Read the listing below and copy out every line that holds "yellow".

* [Recorded data]:
## BEGIN

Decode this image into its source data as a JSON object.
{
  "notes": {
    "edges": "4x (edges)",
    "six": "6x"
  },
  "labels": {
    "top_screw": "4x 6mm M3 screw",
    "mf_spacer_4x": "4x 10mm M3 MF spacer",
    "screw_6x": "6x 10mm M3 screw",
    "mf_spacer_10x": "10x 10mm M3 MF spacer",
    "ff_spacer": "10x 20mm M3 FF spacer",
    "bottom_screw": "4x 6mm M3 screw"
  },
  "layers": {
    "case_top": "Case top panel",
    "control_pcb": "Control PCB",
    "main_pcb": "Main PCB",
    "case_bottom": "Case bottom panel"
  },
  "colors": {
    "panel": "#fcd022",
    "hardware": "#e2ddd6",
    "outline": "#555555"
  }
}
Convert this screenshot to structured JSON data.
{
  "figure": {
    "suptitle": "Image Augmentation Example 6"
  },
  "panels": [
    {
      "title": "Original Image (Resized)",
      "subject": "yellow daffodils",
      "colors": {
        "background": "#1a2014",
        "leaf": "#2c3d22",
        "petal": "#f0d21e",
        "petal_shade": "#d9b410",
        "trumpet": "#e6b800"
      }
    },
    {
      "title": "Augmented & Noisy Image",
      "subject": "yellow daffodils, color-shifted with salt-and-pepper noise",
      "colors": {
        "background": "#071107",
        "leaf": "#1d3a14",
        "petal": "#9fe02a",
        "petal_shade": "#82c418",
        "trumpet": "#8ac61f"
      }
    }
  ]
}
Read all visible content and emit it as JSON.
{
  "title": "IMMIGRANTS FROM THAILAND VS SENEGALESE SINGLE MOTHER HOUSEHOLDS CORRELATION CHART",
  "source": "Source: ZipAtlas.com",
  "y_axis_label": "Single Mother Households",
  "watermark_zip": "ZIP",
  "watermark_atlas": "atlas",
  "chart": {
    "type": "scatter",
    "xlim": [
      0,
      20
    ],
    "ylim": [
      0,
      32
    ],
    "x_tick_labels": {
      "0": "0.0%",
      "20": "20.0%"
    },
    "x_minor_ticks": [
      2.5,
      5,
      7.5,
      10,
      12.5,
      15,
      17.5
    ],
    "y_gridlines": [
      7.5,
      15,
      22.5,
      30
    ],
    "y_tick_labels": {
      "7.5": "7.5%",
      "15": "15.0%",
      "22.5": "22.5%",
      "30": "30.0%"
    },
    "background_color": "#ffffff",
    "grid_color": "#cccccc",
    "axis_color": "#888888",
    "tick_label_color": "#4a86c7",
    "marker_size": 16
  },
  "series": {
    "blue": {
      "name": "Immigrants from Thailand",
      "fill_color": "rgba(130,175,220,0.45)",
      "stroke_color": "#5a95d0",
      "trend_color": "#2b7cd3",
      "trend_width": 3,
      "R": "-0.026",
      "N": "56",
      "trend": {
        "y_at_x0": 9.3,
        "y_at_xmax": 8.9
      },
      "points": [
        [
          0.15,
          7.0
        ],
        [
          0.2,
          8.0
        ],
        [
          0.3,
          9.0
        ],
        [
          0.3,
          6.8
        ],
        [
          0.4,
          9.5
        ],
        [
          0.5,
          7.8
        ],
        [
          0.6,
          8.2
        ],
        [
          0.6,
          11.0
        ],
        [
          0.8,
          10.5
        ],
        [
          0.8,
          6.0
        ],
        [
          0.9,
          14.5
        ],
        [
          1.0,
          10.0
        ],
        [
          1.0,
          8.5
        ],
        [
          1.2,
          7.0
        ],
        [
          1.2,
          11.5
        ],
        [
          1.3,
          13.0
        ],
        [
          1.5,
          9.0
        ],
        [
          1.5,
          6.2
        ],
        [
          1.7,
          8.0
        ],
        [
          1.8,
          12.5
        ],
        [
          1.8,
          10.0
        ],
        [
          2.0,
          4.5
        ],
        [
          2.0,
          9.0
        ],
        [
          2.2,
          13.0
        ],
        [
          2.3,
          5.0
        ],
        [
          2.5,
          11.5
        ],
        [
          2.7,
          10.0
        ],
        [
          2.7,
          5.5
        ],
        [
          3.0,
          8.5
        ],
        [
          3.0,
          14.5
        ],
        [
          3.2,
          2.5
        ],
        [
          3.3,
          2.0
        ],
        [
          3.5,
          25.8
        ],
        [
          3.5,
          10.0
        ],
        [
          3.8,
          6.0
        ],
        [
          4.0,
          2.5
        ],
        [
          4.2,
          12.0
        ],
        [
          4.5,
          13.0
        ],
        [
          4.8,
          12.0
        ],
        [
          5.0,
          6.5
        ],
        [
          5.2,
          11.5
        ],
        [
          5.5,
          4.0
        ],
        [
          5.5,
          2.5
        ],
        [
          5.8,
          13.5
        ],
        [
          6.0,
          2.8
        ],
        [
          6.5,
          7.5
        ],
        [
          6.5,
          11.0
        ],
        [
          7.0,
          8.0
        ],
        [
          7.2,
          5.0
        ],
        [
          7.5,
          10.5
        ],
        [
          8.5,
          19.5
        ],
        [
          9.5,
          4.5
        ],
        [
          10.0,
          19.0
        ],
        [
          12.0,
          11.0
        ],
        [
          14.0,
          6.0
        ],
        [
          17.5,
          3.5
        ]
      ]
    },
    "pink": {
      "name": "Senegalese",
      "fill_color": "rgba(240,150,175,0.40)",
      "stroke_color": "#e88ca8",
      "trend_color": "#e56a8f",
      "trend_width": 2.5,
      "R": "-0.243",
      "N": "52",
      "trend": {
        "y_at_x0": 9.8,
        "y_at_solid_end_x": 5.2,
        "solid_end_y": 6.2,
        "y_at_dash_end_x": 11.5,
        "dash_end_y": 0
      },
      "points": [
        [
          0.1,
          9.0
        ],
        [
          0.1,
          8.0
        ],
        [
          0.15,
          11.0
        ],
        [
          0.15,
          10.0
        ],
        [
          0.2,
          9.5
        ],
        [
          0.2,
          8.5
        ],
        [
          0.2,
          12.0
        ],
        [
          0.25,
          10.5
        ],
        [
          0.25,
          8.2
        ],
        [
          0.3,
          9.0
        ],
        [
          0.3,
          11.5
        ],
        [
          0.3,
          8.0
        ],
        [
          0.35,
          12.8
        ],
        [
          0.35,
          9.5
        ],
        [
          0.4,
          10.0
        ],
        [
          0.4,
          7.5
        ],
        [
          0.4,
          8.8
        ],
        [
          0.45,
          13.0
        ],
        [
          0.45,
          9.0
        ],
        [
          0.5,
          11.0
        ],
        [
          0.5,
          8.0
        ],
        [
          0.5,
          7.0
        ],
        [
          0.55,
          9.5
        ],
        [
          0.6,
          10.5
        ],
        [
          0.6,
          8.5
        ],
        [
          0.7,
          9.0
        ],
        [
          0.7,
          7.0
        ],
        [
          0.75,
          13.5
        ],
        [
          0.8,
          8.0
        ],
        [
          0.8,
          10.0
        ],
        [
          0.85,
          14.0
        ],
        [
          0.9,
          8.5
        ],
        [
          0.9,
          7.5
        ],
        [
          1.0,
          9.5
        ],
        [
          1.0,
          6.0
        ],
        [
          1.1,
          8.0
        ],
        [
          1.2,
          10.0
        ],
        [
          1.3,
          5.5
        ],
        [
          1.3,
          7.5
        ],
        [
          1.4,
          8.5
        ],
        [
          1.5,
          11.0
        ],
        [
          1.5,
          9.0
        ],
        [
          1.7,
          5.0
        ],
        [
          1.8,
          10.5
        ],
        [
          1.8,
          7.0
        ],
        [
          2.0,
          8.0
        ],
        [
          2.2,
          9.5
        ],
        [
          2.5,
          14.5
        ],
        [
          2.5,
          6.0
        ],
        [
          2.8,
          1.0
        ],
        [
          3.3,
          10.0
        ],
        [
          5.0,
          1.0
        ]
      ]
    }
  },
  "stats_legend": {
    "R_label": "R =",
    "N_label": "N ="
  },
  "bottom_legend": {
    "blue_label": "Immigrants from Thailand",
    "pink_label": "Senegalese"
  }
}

## END

* [Result]:
      "subject": "yellow daffodils",
      "subject": "yellow daffodils, color-shifted with salt-and-pepper noise",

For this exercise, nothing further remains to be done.